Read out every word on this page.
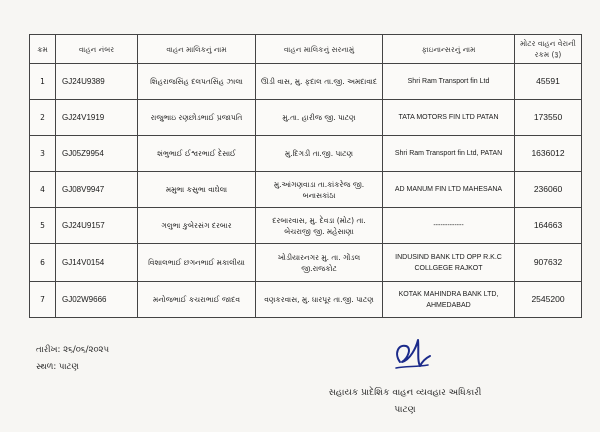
ક્રમ	વાહન નંબર	વાહન માલિકનું નામ	વાહન માલિકનું સરનામું	ફાઇનાન્સરનું નામ	મોટર વાહન વેરાની રકમ (રૂ)
1	GJ24U9389	શિહરાજસિંહ દલપતસિંહ ઝાલા	ઊડી વાસ, મુ. ફદાલ તા.જી. અમદાવાદ	Shri Ram Transport fin Ltd	45591
2	GJ24V1919	રાજુભાઇ રણછોડભાઈ પ્રજાપતિ	મુ.તા. હારીજ જી. પાટણ	TATA MOTORS FIN LTD PATAN	173550
3	GJ05Z9954	શંભુભાઈ ઈશ્વરભાઈ દેસાઈ	મુ.દિગડી તા.જી. પાટણ	Shri Ram Transport fin Ltd, PATAN	1636012
4	GJ08V9947	મમુભા કસુભા વાઘેલા	મુ.આંગણવાડા તા.કાંકરેજ જી. બનાસકાંઠા	AD MANUM FIN LTD MAHESANA	236060
5	GJ24U9157	ગલુભા કુબેરસંગ દરબાર	દરબારવાસ, મુ. દેવડા (મોટ) તા. બેચરાજી જી. મહેસાણા	-------------	164663
6	GJ14V0154	વિશાલભાઈ છગનભાઈ મકાલીયા	ખોડીયારનગર મુ. તા. ગોંડલ જી.રાજકોટ	INDUSIND BANK LTD OPP R.K.C COLLGEGE RAJKOT	907632
7	GJ02W9666	મનોજભાઈ કચરાભાઈ જાદવ	વણકરવાસ, મુ. ધારપૂર તા.જી. પાટણ	KOTAK MAHINDRA BANK LTD, AHMEDABAD	2545200
તારીખ: ૨૬/૦૬/૨૦૨૫
સ્થળ: પાટણ
સહાયક પ્રાદેશિક વાહન વ્યવહાર અધિકારી
પાટણ
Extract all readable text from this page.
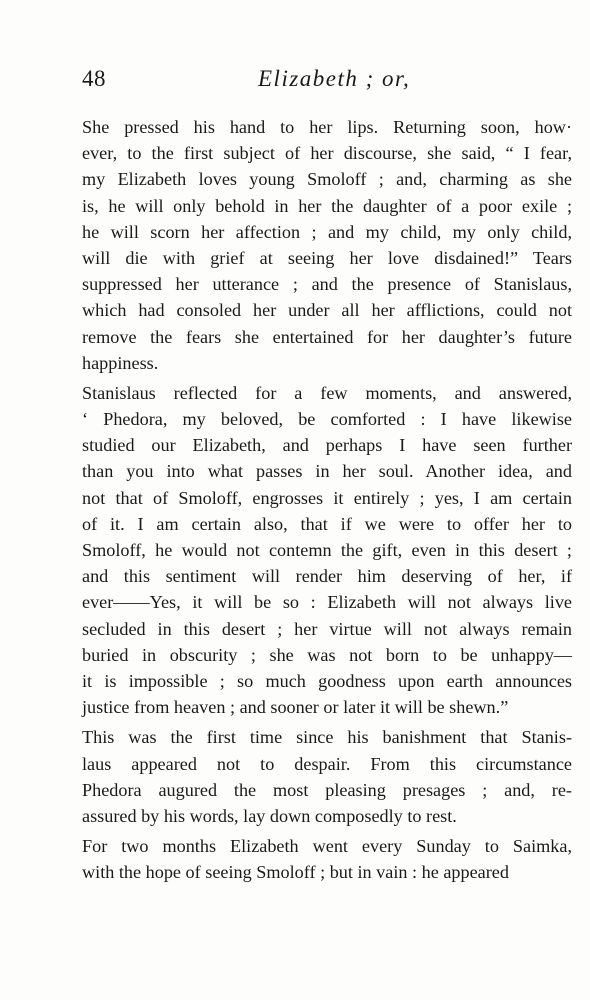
48	Elizabeth ; or,
She pressed his hand to her lips. Returning soon, how·
ever, to the first subject of her discourse, she said, “ I fear,
my Elizabeth loves young Smoloff ; and, charming as she
is, he will only behold in her the daughter of a poor exile ;
he will scorn her affection ; and my child, my only child,
will die with grief at seeing her love disdained!” Tears
suppressed her utterance ; and the presence of Stanislaus,
which had consoled her under all her afflictions, could not
remove the fears she entertained for her daughter’s future
happiness.
Stanislaus reflected for a few moments, and answered,
‘ Phedora, my beloved, be comforted : I have likewise
studied our Elizabeth, and perhaps I have seen further
than you into what passes in her soul. Another idea, and
not that of Smoloff, engrosses it entirely ; yes, I am certain
of it. I am certain also, that if we were to offer her to
Smoloff, he would not contemn the gift, even in this desert ;
and this sentiment will render him deserving of her, if
ever——Yes, it will be so : Elizabeth will not always live
secluded in this desert ; her virtue will not always remain
buried in obscurity ; she was not born to be unhappy—
it is impossible ; so much goodness upon earth announces
justice from heaven ; and sooner or later it will be shewn.”
This was the first time since his banishment that Stanis-
laus appeared not to despair. From this circumstance
Phedora augured the most pleasing presages ; and, re-
assured by his words, lay down composedly to rest.
For two months Elizabeth went every Sunday to Saimka,
with the hope of seeing Smoloff ; but in vain : he appeared
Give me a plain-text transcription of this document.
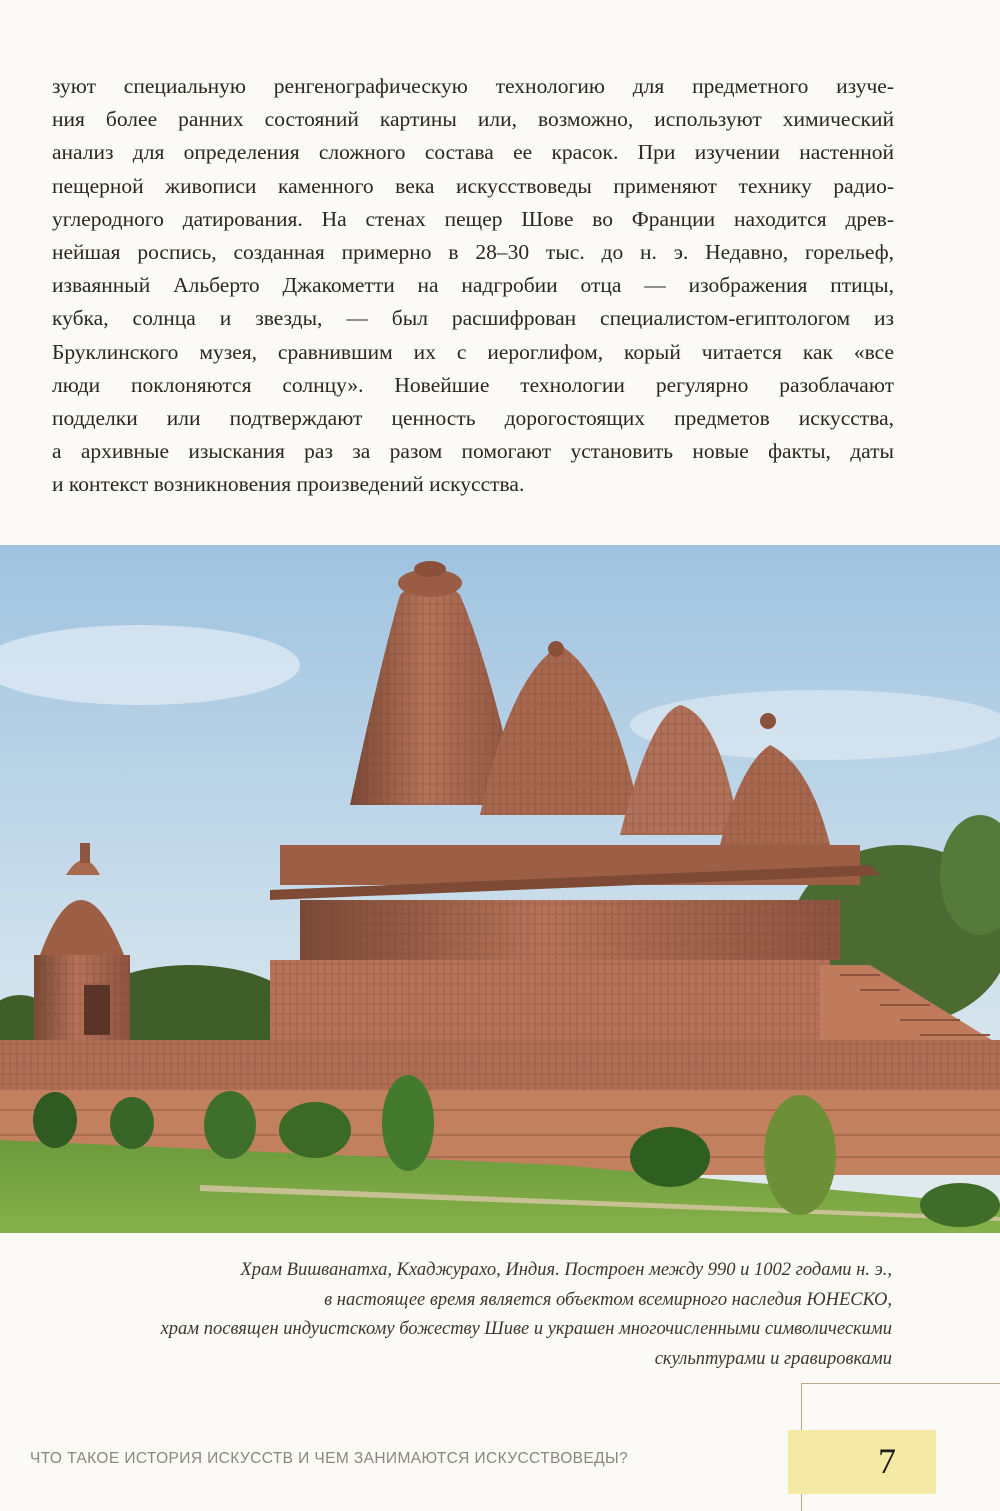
зуют специальную ренгенографическую технологию для предметного изуче-
ния более ранних состояний картины или, возможно, используют химический
анализ для определения сложного состава ее красок. При изучении настенной
пещерной живописи каменного века искусствоведы применяют технику радио-
углеродного датирования. На стенах пещер Шове во Франции находится древ-
нейшая роспись, созданная примерно в 28–30 тыс. до н. э. Недавно, горельеф,
изваянный Альберто Джакометти на надгробии отца — изображения птицы,
кубка, солнца и звезды, — был расшифрован специалистом-египтологом из
Бруклинского музея, сравнившим их с иероглифом, корый читается как «все
люди поклоняются солнцу». Новейшие технологии регулярно разоблачают
подделки или подтверждают ценность дорогостоящих предметов искусства,
а архивные изыскания раз за разом помогают установить новые факты, даты
и контекст возникновения произведений искусства.

Храм Вишванатха, Кхаджурахо, Индия. Построен между 990 и 1002 годами н. э.,
в настоящее время является объектом всемирного наследия ЮНЕСКО,
храм посвящен индуистскому божеству Шиве и украшен многочисленными символическими
скульптурами и гравировками
ЧТО ТАКОЕ ИСТОРИЯ ИСКУССТВ И ЧЕМ ЗАНИМАЮТСЯ ИСКУССТВОВЕДЫ?	7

_____

EXERCISE — Reproduce every line from the entries that holds the word "BANK".

CORRECT RESPONSE —
6	GJ14V0154	વિશાલભાઈ છગનભાઈ મકાલીયા	ખોડીયારનગર મુ. તા. ગોંડલ જી.રાજકોટ	INDUSIND BANK LTD OPP R.K.C COLLGEGE RAJKOT	907632
7	GJ02W9666	મનોજભાઈ કચરાભાઈ જાદવ	વણકરવાસ, મુ. ધારપૂર તા.જી. પાટણ	KOTAK MAHINDRA BANK LTD, AHMEDABAD	2545200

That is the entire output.